(Figure content listings)
┄┄┄┄┄┄

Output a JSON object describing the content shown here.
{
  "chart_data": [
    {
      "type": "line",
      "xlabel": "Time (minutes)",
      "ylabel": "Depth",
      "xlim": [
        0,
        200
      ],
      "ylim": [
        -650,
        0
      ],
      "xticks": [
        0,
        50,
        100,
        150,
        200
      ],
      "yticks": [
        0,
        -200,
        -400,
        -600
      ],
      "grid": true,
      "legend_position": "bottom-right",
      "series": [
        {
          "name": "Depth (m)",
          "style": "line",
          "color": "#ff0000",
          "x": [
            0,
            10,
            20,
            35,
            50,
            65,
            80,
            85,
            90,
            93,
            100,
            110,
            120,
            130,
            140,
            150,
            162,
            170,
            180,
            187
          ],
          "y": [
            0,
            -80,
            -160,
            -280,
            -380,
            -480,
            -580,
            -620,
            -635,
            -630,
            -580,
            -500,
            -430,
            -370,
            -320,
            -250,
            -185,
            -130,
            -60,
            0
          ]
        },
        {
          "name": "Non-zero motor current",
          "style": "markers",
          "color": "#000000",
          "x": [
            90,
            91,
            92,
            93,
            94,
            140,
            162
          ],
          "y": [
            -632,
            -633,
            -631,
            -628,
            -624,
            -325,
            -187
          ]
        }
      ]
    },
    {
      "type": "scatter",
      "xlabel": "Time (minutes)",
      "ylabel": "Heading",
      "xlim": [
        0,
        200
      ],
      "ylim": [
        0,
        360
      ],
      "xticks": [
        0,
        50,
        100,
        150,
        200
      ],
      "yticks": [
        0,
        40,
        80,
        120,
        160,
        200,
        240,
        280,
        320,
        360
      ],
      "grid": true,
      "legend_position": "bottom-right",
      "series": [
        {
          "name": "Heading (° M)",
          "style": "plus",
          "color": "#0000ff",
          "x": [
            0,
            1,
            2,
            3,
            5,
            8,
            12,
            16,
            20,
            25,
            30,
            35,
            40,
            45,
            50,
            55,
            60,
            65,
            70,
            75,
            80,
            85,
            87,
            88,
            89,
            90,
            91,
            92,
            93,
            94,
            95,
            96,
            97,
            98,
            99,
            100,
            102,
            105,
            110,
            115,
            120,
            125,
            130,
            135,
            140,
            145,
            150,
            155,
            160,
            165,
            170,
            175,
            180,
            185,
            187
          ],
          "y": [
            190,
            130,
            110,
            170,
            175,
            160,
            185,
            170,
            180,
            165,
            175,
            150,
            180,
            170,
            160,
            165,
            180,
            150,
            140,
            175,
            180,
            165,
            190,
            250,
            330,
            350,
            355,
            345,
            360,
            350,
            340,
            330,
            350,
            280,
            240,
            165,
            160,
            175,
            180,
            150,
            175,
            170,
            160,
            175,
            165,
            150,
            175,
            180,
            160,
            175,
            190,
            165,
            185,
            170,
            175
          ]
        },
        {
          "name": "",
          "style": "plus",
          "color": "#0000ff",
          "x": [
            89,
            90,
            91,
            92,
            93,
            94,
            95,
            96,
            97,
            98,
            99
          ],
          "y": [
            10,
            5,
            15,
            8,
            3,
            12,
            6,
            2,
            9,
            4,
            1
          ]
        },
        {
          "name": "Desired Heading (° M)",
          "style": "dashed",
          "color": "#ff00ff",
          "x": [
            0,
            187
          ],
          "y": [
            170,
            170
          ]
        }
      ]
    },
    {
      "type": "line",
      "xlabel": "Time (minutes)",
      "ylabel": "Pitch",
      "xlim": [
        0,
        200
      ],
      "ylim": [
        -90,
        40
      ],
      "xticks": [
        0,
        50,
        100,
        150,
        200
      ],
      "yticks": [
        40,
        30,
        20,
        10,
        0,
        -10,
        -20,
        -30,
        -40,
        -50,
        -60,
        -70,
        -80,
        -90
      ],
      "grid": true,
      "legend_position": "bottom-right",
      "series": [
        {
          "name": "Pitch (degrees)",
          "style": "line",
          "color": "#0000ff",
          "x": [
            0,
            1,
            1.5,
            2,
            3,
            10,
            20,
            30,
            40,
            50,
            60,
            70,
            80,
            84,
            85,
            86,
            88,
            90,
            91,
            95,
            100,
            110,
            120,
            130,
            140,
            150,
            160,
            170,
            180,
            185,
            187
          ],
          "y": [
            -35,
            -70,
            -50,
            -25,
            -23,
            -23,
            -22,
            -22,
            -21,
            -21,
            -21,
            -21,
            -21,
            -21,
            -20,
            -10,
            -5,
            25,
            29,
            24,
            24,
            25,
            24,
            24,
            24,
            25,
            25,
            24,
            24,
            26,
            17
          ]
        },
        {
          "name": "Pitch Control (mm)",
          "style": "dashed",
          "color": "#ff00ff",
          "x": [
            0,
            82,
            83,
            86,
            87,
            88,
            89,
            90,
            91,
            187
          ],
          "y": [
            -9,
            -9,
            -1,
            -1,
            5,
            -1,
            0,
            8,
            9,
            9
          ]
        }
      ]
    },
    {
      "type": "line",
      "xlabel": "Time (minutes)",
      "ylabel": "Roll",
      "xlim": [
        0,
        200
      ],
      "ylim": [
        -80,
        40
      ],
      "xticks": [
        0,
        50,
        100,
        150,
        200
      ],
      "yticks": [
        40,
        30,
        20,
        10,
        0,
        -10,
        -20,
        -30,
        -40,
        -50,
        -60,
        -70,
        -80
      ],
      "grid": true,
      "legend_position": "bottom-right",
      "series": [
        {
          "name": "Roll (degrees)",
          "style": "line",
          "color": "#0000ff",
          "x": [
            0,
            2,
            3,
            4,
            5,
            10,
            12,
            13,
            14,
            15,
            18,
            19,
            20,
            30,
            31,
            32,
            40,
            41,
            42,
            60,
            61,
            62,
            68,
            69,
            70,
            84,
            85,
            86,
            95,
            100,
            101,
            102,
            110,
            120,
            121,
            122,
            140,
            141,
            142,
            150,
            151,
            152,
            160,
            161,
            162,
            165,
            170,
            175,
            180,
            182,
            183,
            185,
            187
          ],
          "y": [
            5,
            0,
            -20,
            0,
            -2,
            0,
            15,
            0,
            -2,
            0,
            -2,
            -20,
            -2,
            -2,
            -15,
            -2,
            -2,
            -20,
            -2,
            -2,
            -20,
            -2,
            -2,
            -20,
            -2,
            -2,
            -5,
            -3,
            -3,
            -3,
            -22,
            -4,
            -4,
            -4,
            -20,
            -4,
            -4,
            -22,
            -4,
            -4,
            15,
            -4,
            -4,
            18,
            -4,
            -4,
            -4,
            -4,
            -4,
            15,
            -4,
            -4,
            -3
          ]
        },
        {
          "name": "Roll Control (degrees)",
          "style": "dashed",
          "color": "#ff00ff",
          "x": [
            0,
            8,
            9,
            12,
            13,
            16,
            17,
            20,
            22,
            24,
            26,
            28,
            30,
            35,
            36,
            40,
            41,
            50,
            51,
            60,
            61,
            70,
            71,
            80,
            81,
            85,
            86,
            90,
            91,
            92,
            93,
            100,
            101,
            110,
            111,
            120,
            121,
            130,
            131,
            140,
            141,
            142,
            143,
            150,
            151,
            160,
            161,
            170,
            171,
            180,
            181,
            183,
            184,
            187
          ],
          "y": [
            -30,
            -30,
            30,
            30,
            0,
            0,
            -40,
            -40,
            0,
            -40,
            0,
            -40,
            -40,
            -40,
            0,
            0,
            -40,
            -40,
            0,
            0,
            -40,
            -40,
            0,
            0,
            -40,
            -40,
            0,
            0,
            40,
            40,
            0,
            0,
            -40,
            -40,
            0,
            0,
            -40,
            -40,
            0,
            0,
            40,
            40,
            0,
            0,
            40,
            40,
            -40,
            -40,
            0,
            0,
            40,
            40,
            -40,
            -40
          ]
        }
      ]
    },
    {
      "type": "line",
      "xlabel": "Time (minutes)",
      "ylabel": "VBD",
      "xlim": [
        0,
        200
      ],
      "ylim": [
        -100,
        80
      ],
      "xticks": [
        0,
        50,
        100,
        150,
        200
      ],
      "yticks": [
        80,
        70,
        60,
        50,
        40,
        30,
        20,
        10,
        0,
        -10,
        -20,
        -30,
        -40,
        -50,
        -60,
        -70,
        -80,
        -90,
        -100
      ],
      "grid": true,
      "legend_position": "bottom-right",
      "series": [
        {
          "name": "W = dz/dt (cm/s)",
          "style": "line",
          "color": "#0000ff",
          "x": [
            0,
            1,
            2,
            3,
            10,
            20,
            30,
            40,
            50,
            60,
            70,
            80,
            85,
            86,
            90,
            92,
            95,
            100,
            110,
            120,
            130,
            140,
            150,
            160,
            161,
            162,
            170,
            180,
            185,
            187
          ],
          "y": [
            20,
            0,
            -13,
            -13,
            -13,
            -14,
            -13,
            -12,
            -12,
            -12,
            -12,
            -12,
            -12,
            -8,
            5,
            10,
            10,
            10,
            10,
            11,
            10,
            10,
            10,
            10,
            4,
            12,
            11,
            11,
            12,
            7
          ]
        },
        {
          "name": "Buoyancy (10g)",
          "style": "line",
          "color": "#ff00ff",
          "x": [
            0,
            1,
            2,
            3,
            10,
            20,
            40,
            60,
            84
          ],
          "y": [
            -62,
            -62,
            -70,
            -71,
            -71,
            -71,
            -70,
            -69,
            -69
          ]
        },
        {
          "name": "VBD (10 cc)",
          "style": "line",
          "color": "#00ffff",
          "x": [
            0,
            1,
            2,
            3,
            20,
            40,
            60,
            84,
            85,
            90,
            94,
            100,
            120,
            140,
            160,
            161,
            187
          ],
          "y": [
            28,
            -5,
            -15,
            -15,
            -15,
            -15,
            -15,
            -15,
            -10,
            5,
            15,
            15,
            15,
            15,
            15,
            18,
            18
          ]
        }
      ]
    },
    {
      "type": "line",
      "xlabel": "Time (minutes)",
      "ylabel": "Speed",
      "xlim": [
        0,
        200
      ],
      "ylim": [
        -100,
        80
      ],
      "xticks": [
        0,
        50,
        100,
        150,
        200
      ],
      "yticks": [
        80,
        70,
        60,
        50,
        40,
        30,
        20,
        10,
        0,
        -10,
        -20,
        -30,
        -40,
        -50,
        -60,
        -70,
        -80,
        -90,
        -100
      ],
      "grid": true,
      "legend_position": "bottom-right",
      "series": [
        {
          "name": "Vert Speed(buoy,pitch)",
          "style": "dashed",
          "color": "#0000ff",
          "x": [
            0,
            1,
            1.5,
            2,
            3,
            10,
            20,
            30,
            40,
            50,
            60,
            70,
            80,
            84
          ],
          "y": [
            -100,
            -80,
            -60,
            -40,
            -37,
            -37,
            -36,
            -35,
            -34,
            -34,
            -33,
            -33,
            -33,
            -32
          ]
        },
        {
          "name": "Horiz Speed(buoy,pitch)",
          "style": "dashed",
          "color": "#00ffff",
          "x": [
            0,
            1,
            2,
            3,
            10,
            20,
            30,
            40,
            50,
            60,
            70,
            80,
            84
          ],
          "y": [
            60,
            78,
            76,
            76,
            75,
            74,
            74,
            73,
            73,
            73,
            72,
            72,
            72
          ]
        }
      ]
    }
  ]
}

┄┄┄┄┄┄

SHORT PROBLEM ::
Find each line with the string "Roll" and copy it out.

EXERCISE ANSWER ::
      "ylabel": "Roll",
          "name": "Roll (degrees)",
          "name": "Roll Control (degrees)",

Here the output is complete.